▸ **Directions for this task**
Please print the full listing exactly.
## START Input material
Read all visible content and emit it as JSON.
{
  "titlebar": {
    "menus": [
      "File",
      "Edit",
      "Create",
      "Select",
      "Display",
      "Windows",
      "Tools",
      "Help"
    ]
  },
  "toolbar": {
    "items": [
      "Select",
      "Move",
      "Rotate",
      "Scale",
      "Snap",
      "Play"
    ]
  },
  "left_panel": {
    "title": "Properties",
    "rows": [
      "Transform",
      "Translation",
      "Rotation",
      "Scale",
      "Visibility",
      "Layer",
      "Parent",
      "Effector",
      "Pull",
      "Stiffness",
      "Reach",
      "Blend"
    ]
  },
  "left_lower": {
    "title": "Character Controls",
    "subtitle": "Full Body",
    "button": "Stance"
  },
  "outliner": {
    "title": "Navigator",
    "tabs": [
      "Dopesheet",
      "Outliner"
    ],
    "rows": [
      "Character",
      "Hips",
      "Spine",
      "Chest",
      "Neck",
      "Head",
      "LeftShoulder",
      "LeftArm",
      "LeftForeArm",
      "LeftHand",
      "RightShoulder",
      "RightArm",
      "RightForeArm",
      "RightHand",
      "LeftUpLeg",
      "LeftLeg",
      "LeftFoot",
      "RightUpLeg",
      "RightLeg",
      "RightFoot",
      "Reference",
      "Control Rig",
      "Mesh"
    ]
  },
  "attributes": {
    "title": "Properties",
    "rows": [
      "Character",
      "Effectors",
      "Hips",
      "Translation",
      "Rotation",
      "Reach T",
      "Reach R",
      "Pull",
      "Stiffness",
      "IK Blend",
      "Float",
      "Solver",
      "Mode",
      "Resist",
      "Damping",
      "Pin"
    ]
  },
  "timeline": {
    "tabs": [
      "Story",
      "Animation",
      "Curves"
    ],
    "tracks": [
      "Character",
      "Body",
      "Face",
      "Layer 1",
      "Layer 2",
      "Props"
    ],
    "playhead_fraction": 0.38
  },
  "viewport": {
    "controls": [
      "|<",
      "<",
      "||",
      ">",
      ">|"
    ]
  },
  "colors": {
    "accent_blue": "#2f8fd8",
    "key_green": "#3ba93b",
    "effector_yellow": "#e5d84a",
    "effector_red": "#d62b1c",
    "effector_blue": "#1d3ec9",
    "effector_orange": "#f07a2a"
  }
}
## END Input material
▸ **Exercise answer**
Read all visible content and emit it as JSON.
{
  "titlebar": {
    "menus": [
      "File",
      "Edit",
      "Create",
      "Select",
      "Display",
      "Windows",
      "Tools",
      "Help"
    ]
  },
  "toolbar": {
    "items": [
      "Select",
      "Move",
      "Rotate",
      "Scale",
      "Snap",
      "Play"
    ]
  },
  "left_panel": {
    "title": "Properties",
    "rows": [
      "Transform",
      "Translation",
      "Rotation",
      "Scale",
      "Visibility",
      "Layer",
      "Parent",
      "Effector",
      "Pull",
      "Stiffness",
      "Reach",
      "Blend"
    ]
  },
  "left_lower": {
    "title": "Character Controls",
    "subtitle": "Full Body",
    "button": "Stance"
  },
  "outliner": {
    "title": "Navigator",
    "tabs": [
      "Dopesheet",
      "Outliner"
    ],
    "rows": [
      "Character",
      "Hips",
      "Spine",
      "Chest",
      "Neck",
      "Head",
      "LeftShoulder",
      "LeftArm",
      "LeftForeArm",
      "LeftHand",
      "RightShoulder",
      "RightArm",
      "RightForeArm",
      "RightHand",
      "LeftUpLeg",
      "LeftLeg",
      "LeftFoot",
      "RightUpLeg",
      "RightLeg",
      "RightFoot",
      "Reference",
      "Control Rig",
      "Mesh"
    ]
  },
  "attributes": {
    "title": "Properties",
    "rows": [
      "Character",
      "Effectors",
      "Hips",
      "Translation",
      "Rotation",
      "Reach T",
      "Reach R",
      "Pull",
      "Stiffness",
      "IK Blend",
      "Float",
      "Solver",
      "Mode",
      "Resist",
      "Damping",
      "Pin"
    ]
  },
  "timeline": {
    "tabs": [
      "Story",
      "Animation",
      "Curves"
    ],
    "tracks": [
      "Character",
      "Body",
      "Face",
      "Layer 1",
      "Layer 2",
      "Props"
    ],
    "playhead_fraction": 0.38
  },
  "viewport": {
    "controls": [
      "|<",
      "<",
      "||",
      ">",
      ">|"
    ]
  },
  "colors": {
    "accent_blue": "#2f8fd8",
    "key_green": "#3ba93b",
    "effector_yellow": "#e5d84a",
    "effector_red": "#d62b1c",
    "effector_blue": "#1d3ec9",
    "effector_orange": "#f07a2a"
  }
}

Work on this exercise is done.